▶ **AIM**
Quote the whole listing verbatim.

▶ **DATA TO PROCESS**
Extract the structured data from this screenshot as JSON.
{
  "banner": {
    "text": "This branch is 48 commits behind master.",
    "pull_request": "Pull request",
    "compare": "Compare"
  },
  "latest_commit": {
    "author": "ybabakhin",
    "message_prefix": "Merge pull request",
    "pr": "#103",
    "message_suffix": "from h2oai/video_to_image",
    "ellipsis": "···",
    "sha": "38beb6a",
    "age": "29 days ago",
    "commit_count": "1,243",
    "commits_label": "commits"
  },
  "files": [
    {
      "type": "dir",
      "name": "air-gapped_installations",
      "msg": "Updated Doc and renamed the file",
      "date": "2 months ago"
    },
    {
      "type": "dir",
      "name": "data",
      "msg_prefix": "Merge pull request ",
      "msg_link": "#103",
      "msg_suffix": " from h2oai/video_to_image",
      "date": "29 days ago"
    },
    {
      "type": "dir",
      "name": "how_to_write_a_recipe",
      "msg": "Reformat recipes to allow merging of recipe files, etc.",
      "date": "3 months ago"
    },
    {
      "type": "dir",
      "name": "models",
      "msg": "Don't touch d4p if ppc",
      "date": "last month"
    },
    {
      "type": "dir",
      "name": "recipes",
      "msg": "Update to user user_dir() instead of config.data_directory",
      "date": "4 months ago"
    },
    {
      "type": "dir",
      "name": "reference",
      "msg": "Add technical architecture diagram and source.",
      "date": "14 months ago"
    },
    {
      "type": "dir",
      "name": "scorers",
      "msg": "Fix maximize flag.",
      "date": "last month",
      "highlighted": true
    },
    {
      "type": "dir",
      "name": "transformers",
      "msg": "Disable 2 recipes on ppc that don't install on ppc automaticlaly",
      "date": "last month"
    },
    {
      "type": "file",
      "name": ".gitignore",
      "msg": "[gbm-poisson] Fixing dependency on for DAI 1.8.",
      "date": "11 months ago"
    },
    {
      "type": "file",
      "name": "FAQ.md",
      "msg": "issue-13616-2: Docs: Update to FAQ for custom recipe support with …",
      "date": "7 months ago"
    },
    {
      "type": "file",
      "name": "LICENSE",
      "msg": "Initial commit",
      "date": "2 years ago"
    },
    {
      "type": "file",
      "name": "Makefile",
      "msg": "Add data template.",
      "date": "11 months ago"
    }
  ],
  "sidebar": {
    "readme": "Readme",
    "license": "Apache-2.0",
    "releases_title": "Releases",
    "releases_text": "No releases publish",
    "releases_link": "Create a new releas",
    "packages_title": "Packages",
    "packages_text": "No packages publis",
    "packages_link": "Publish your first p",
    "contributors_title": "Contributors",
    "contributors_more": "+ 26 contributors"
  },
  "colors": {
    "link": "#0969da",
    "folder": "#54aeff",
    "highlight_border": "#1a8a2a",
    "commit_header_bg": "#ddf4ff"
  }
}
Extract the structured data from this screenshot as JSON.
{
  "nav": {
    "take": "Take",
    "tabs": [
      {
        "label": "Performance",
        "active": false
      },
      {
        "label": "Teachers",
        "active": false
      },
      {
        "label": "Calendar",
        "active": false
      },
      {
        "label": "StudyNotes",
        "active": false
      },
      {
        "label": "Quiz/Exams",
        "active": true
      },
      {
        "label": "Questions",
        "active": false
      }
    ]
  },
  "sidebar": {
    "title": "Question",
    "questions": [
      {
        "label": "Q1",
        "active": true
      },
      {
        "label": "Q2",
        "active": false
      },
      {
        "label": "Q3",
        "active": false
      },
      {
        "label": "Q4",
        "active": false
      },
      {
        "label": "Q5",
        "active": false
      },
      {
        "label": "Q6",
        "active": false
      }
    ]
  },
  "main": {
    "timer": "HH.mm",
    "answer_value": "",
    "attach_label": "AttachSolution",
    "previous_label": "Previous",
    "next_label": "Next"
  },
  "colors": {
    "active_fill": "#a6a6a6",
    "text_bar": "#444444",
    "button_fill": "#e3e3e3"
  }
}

▶ **SOLUTION BELOW**
Extract the structured data from this screenshot as JSON.
{
  "banner": {
    "text": "This branch is 48 commits behind master.",
    "pull_request": "Pull request",
    "compare": "Compare"
  },
  "latest_commit": {
    "author": "ybabakhin",
    "message_prefix": "Merge pull request",
    "pr": "#103",
    "message_suffix": "from h2oai/video_to_image",
    "ellipsis": "···",
    "sha": "38beb6a",
    "age": "29 days ago",
    "commit_count": "1,243",
    "commits_label": "commits"
  },
  "files": [
    {
      "type": "dir",
      "name": "air-gapped_installations",
      "msg": "Updated Doc and renamed the file",
      "date": "2 months ago"
    },
    {
      "type": "dir",
      "name": "data",
      "msg_prefix": "Merge pull request ",
      "msg_link": "#103",
      "msg_suffix": " from h2oai/video_to_image",
      "date": "29 days ago"
    },
    {
      "type": "dir",
      "name": "how_to_write_a_recipe",
      "msg": "Reformat recipes to allow merging of recipe files, etc.",
      "date": "3 months ago"
    },
    {
      "type": "dir",
      "name": "models",
      "msg": "Don't touch d4p if ppc",
      "date": "last month"
    },
    {
      "type": "dir",
      "name": "recipes",
      "msg": "Update to user user_dir() instead of config.data_directory",
      "date": "4 months ago"
    },
    {
      "type": "dir",
      "name": "reference",
      "msg": "Add technical architecture diagram and source.",
      "date": "14 months ago"
    },
    {
      "type": "dir",
      "name": "scorers",
      "msg": "Fix maximize flag.",
      "date": "last month",
      "highlighted": true
    },
    {
      "type": "dir",
      "name": "transformers",
      "msg": "Disable 2 recipes on ppc that don't install on ppc automaticlaly",
      "date": "last month"
    },
    {
      "type": "file",
      "name": ".gitignore",
      "msg": "[gbm-poisson] Fixing dependency on for DAI 1.8.",
      "date": "11 months ago"
    },
    {
      "type": "file",
      "name": "FAQ.md",
      "msg": "issue-13616-2: Docs: Update to FAQ for custom recipe support with …",
      "date": "7 months ago"
    },
    {
      "type": "file",
      "name": "LICENSE",
      "msg": "Initial commit",
      "date": "2 years ago"
    },
    {
      "type": "file",
      "name": "Makefile",
      "msg": "Add data template.",
      "date": "11 months ago"
    }
  ],
  "sidebar": {
    "readme": "Readme",
    "license": "Apache-2.0",
    "releases_title": "Releases",
    "releases_text": "No releases publish",
    "releases_link": "Create a new releas",
    "packages_title": "Packages",
    "packages_text": "No packages publis",
    "packages_link": "Publish your first p",
    "contributors_title": "Contributors",
    "contributors_more": "+ 26 contributors"
  },
  "colors": {
    "link": "#0969da",
    "folder": "#54aeff",
    "highlight_border": "#1a8a2a",
    "commit_header_bg": "#ddf4ff"
  }
}
Extract the structured data from this screenshot as JSON.
{
  "nav": {
    "take": "Take",
    "tabs": [
      {
        "label": "Performance",
        "active": false
      },
      {
        "label": "Teachers",
        "active": false
      },
      {
        "label": "Calendar",
        "active": false
      },
      {
        "label": "StudyNotes",
        "active": false
      },
      {
        "label": "Quiz/Exams",
        "active": true
      },
      {
        "label": "Questions",
        "active": false
      }
    ]
  },
  "sidebar": {
    "title": "Question",
    "questions": [
      {
        "label": "Q1",
        "active": true
      },
      {
        "label": "Q2",
        "active": false
      },
      {
        "label": "Q3",
        "active": false
      },
      {
        "label": "Q4",
        "active": false
      },
      {
        "label": "Q5",
        "active": false
      },
      {
        "label": "Q6",
        "active": false
      }
    ]
  },
  "main": {
    "timer": "HH.mm",
    "answer_value": "",
    "attach_label": "AttachSolution",
    "previous_label": "Previous",
    "next_label": "Next"
  },
  "colors": {
    "active_fill": "#a6a6a6",
    "text_bar": "#444444",
    "button_fill": "#e3e3e3"
  }
}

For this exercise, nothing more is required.